- WHAT IS NEEDED -
Pick out all lines in the listing holding the string "April" and copy them.
-- Start of RECORD EXCERPTS --
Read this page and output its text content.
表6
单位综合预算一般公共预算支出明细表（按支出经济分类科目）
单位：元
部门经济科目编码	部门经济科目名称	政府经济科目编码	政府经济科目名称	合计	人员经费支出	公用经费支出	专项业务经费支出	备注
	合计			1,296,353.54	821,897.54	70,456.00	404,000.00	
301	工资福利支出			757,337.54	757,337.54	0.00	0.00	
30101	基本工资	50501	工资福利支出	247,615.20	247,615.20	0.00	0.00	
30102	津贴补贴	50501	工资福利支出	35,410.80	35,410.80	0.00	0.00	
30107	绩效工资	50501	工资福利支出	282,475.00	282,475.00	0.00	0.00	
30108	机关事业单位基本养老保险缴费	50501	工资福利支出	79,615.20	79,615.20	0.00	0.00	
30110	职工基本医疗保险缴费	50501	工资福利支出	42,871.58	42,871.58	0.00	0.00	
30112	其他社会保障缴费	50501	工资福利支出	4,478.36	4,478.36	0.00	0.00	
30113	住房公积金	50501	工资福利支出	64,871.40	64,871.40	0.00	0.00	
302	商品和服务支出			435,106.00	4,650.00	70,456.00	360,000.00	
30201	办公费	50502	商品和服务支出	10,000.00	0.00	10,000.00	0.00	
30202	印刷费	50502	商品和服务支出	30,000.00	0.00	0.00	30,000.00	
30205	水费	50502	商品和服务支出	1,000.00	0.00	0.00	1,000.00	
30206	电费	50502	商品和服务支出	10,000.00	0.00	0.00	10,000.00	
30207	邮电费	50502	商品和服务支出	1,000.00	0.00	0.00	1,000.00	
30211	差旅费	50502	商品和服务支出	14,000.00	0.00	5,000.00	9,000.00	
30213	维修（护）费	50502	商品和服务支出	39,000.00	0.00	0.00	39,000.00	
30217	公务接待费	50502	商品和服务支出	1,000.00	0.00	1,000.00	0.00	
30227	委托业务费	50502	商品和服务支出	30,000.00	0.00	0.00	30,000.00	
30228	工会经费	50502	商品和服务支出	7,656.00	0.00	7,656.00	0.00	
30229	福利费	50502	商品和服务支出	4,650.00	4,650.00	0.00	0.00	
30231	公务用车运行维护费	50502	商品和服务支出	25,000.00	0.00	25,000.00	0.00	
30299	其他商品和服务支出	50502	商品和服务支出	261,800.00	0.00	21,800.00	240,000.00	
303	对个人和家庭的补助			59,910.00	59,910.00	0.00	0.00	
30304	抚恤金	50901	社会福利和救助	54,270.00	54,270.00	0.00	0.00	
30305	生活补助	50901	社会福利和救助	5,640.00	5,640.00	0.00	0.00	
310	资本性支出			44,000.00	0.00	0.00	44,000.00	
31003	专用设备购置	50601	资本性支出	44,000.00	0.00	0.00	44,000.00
-- End of RECORD EXCERPTS --
-- Start of RECORD EXCERPTS --
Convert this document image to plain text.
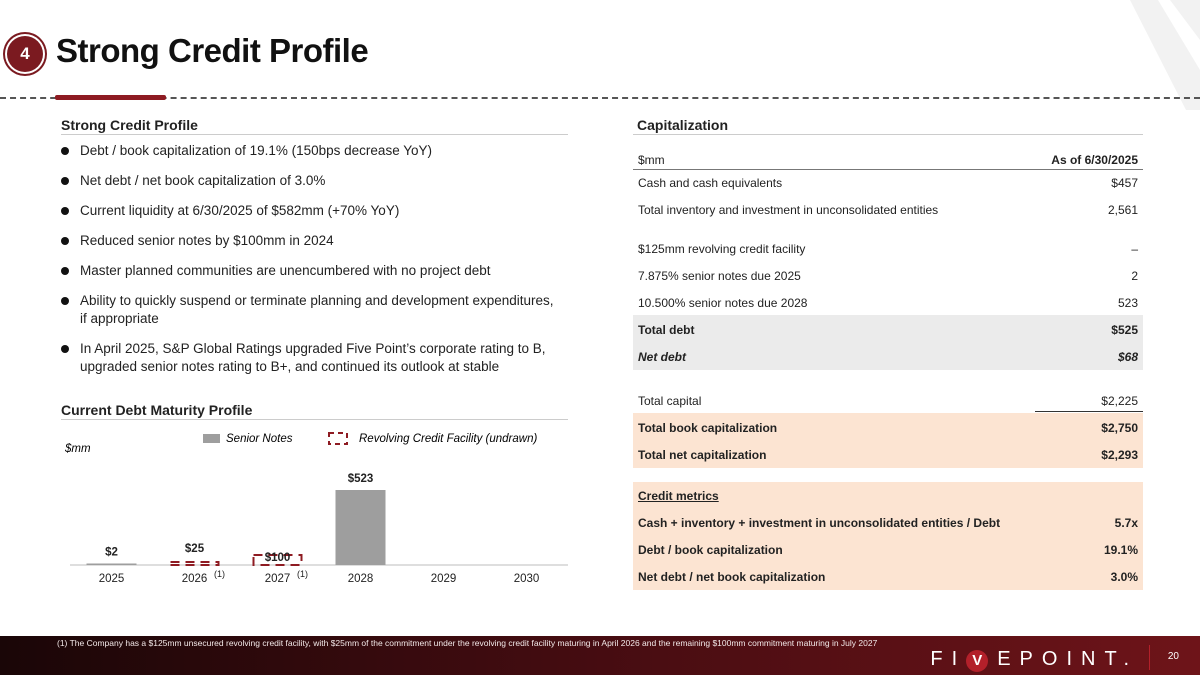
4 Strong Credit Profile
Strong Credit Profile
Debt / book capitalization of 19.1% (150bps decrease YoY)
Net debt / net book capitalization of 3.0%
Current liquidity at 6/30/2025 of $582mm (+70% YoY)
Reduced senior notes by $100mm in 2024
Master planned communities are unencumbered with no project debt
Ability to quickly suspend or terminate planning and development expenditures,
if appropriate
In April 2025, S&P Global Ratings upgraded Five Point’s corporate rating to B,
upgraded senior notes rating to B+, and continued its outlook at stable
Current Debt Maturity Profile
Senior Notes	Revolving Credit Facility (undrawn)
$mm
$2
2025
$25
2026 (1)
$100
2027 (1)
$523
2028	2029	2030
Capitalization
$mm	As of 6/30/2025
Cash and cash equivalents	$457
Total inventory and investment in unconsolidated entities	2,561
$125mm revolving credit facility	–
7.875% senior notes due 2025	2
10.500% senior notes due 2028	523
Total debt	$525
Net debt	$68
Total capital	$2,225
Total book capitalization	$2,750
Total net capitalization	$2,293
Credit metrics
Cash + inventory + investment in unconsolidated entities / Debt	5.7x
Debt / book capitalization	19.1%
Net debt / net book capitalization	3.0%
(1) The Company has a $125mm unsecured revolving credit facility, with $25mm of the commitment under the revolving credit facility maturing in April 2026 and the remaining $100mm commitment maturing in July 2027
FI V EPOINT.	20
-- End of RECORD EXCERPTS --
- EXERCISE RESPONSE -
In April 2025, S&P Global Ratings upgraded Five Point’s corporate rating to B,
(1) The Company has a $125mm unsecured revolving credit facility, with $25mm of the commitment under the revolving credit facility maturing in April 2026 and the remaining $100mm commitment maturing in July 2027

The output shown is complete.